++++ Records provided ++++

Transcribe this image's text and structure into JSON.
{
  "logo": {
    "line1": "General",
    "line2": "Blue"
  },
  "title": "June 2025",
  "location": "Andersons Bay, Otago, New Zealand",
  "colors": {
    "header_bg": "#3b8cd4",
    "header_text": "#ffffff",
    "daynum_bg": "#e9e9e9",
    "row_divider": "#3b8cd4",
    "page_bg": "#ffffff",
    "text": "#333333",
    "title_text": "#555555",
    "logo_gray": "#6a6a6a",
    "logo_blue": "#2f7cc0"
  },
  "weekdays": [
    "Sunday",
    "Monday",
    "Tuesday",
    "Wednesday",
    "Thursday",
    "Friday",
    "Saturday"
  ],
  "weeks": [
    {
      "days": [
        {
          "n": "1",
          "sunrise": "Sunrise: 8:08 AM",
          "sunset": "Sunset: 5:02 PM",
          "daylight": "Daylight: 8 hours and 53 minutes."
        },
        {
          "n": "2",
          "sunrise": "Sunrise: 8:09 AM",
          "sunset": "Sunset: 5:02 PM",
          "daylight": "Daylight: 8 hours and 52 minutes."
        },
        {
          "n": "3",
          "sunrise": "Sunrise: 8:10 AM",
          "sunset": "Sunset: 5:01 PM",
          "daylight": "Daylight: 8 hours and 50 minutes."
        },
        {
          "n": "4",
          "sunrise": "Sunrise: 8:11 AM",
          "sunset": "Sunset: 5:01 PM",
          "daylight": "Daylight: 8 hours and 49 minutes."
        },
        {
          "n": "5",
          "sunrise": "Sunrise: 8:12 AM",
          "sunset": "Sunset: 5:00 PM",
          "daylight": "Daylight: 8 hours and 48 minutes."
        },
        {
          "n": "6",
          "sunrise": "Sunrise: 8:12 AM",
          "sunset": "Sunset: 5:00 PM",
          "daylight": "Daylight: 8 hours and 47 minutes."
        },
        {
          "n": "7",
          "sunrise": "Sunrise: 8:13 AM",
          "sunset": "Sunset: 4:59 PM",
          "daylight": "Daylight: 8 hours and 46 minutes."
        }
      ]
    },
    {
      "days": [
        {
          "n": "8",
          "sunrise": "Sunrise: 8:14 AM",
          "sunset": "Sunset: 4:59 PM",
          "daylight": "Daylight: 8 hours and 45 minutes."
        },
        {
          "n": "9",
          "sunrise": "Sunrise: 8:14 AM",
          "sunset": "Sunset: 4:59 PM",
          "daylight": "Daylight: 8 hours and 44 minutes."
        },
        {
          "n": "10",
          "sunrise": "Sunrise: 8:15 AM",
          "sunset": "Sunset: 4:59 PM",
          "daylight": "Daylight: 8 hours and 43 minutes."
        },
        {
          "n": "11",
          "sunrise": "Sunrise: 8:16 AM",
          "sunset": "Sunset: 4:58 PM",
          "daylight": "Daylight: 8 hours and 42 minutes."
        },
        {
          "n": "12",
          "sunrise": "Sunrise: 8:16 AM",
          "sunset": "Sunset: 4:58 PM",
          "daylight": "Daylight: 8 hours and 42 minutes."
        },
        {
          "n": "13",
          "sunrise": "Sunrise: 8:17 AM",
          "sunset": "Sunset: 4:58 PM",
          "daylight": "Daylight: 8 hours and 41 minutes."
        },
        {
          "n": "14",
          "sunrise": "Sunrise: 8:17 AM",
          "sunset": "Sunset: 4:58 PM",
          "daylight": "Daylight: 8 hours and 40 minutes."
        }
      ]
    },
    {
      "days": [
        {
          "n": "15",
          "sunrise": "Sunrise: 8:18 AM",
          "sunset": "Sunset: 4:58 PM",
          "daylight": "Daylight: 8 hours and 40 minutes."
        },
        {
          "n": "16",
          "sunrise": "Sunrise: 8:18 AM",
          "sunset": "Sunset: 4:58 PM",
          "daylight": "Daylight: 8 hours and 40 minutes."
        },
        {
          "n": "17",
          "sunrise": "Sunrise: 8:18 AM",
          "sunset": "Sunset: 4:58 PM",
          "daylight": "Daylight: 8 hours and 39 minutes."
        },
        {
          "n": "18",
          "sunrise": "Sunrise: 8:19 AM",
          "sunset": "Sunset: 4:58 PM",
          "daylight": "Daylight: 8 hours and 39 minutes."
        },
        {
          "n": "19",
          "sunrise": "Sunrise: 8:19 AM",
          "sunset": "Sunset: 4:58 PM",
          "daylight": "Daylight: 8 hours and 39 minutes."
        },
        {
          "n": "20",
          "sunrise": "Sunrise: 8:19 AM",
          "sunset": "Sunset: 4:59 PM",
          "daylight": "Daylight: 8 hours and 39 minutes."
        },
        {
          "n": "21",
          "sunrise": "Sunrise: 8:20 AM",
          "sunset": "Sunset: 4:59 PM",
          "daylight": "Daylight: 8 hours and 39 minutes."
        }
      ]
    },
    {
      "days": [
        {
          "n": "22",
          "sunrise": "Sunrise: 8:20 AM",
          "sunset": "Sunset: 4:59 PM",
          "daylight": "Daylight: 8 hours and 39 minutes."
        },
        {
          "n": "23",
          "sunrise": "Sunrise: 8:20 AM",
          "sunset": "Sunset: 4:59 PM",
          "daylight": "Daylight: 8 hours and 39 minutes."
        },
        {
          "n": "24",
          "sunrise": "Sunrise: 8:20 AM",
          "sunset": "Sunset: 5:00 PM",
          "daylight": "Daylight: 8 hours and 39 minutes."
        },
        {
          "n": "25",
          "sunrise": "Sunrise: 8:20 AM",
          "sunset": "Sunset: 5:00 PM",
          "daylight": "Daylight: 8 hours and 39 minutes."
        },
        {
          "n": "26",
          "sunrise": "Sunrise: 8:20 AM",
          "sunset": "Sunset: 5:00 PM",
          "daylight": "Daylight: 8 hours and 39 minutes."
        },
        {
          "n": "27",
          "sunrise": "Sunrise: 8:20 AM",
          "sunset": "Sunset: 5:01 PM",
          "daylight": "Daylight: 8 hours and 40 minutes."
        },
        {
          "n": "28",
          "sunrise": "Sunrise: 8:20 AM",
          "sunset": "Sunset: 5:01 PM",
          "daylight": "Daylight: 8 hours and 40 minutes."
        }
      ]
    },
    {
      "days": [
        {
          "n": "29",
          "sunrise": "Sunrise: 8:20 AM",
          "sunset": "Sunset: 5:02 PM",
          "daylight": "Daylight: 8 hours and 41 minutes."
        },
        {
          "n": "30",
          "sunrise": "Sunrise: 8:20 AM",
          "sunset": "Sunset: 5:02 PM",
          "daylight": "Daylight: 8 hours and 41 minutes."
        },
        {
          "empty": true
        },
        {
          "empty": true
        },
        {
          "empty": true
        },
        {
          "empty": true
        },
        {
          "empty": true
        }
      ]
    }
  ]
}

++++

Request – Retype each record exactly, leaving nothing out.

Answer to this problem –
Transcribe this image's text and structure into JSON.
{
  "logo": {
    "line1": "General",
    "line2": "Blue"
  },
  "title": "June 2025",
  "location": "Andersons Bay, Otago, New Zealand",
  "colors": {
    "header_bg": "#3b8cd4",
    "header_text": "#ffffff",
    "daynum_bg": "#e9e9e9",
    "row_divider": "#3b8cd4",
    "page_bg": "#ffffff",
    "text": "#333333",
    "title_text": "#555555",
    "logo_gray": "#6a6a6a",
    "logo_blue": "#2f7cc0"
  },
  "weekdays": [
    "Sunday",
    "Monday",
    "Tuesday",
    "Wednesday",
    "Thursday",
    "Friday",
    "Saturday"
  ],
  "weeks": [
    {
      "days": [
        {
          "n": "1",
          "sunrise": "Sunrise: 8:08 AM",
          "sunset": "Sunset: 5:02 PM",
          "daylight": "Daylight: 8 hours and 53 minutes."
        },
        {
          "n": "2",
          "sunrise": "Sunrise: 8:09 AM",
          "sunset": "Sunset: 5:02 PM",
          "daylight": "Daylight: 8 hours and 52 minutes."
        },
        {
          "n": "3",
          "sunrise": "Sunrise: 8:10 AM",
          "sunset": "Sunset: 5:01 PM",
          "daylight": "Daylight: 8 hours and 50 minutes."
        },
        {
          "n": "4",
          "sunrise": "Sunrise: 8:11 AM",
          "sunset": "Sunset: 5:01 PM",
          "daylight": "Daylight: 8 hours and 49 minutes."
        },
        {
          "n": "5",
          "sunrise": "Sunrise: 8:12 AM",
          "sunset": "Sunset: 5:00 PM",
          "daylight": "Daylight: 8 hours and 48 minutes."
        },
        {
          "n": "6",
          "sunrise": "Sunrise: 8:12 AM",
          "sunset": "Sunset: 5:00 PM",
          "daylight": "Daylight: 8 hours and 47 minutes."
        },
        {
          "n": "7",
          "sunrise": "Sunrise: 8:13 AM",
          "sunset": "Sunset: 4:59 PM",
          "daylight": "Daylight: 8 hours and 46 minutes."
        }
      ]
    },
    {
      "days": [
        {
          "n": "8",
          "sunrise": "Sunrise: 8:14 AM",
          "sunset": "Sunset: 4:59 PM",
          "daylight": "Daylight: 8 hours and 45 minutes."
        },
        {
          "n": "9",
          "sunrise": "Sunrise: 8:14 AM",
          "sunset": "Sunset: 4:59 PM",
          "daylight": "Daylight: 8 hours and 44 minutes."
        },
        {
          "n": "10",
          "sunrise": "Sunrise: 8:15 AM",
          "sunset": "Sunset: 4:59 PM",
          "daylight": "Daylight: 8 hours and 43 minutes."
        },
        {
          "n": "11",
          "sunrise": "Sunrise: 8:16 AM",
          "sunset": "Sunset: 4:58 PM",
          "daylight": "Daylight: 8 hours and 42 minutes."
        },
        {
          "n": "12",
          "sunrise": "Sunrise: 8:16 AM",
          "sunset": "Sunset: 4:58 PM",
          "daylight": "Daylight: 8 hours and 42 minutes."
        },
        {
          "n": "13",
          "sunrise": "Sunrise: 8:17 AM",
          "sunset": "Sunset: 4:58 PM",
          "daylight": "Daylight: 8 hours and 41 minutes."
        },
        {
          "n": "14",
          "sunrise": "Sunrise: 8:17 AM",
          "sunset": "Sunset: 4:58 PM",
          "daylight": "Daylight: 8 hours and 40 minutes."
        }
      ]
    },
    {
      "days": [
        {
          "n": "15",
          "sunrise": "Sunrise: 8:18 AM",
          "sunset": "Sunset: 4:58 PM",
          "daylight": "Daylight: 8 hours and 40 minutes."
        },
        {
          "n": "16",
          "sunrise": "Sunrise: 8:18 AM",
          "sunset": "Sunset: 4:58 PM",
          "daylight": "Daylight: 8 hours and 40 minutes."
        },
        {
          "n": "17",
          "sunrise": "Sunrise: 8:18 AM",
          "sunset": "Sunset: 4:58 PM",
          "daylight": "Daylight: 8 hours and 39 minutes."
        },
        {
          "n": "18",
          "sunrise": "Sunrise: 8:19 AM",
          "sunset": "Sunset: 4:58 PM",
          "daylight": "Daylight: 8 hours and 39 minutes."
        },
        {
          "n": "19",
          "sunrise": "Sunrise: 8:19 AM",
          "sunset": "Sunset: 4:58 PM",
          "daylight": "Daylight: 8 hours and 39 minutes."
        },
        {
          "n": "20",
          "sunrise": "Sunrise: 8:19 AM",
          "sunset": "Sunset: 4:59 PM",
          "daylight": "Daylight: 8 hours and 39 minutes."
        },
        {
          "n": "21",
          "sunrise": "Sunrise: 8:20 AM",
          "sunset": "Sunset: 4:59 PM",
          "daylight": "Daylight: 8 hours and 39 minutes."
        }
      ]
    },
    {
      "days": [
        {
          "n": "22",
          "sunrise": "Sunrise: 8:20 AM",
          "sunset": "Sunset: 4:59 PM",
          "daylight": "Daylight: 8 hours and 39 minutes."
        },
        {
          "n": "23",
          "sunrise": "Sunrise: 8:20 AM",
          "sunset": "Sunset: 4:59 PM",
          "daylight": "Daylight: 8 hours and 39 minutes."
        },
        {
          "n": "24",
          "sunrise": "Sunrise: 8:20 AM",
          "sunset": "Sunset: 5:00 PM",
          "daylight": "Daylight: 8 hours and 39 minutes."
        },
        {
          "n": "25",
          "sunrise": "Sunrise: 8:20 AM",
          "sunset": "Sunset: 5:00 PM",
          "daylight": "Daylight: 8 hours and 39 minutes."
        },
        {
          "n": "26",
          "sunrise": "Sunrise: 8:20 AM",
          "sunset": "Sunset: 5:00 PM",
          "daylight": "Daylight: 8 hours and 39 minutes."
        },
        {
          "n": "27",
          "sunrise": "Sunrise: 8:20 AM",
          "sunset": "Sunset: 5:01 PM",
          "daylight": "Daylight: 8 hours and 40 minutes."
        },
        {
          "n": "28",
          "sunrise": "Sunrise: 8:20 AM",
          "sunset": "Sunset: 5:01 PM",
          "daylight": "Daylight: 8 hours and 40 minutes."
        }
      ]
    },
    {
      "days": [
        {
          "n": "29",
          "sunrise": "Sunrise: 8:20 AM",
          "sunset": "Sunset: 5:02 PM",
          "daylight": "Daylight: 8 hours and 41 minutes."
        },
        {
          "n": "30",
          "sunrise": "Sunrise: 8:20 AM",
          "sunset": "Sunset: 5:02 PM",
          "daylight": "Daylight: 8 hours and 41 minutes."
        },
        {
          "empty": true
        },
        {
          "empty": true
        },
        {
          "empty": true
        },
        {
          "empty": true
        },
        {
          "empty": true
        }
      ]
    }
  ]
}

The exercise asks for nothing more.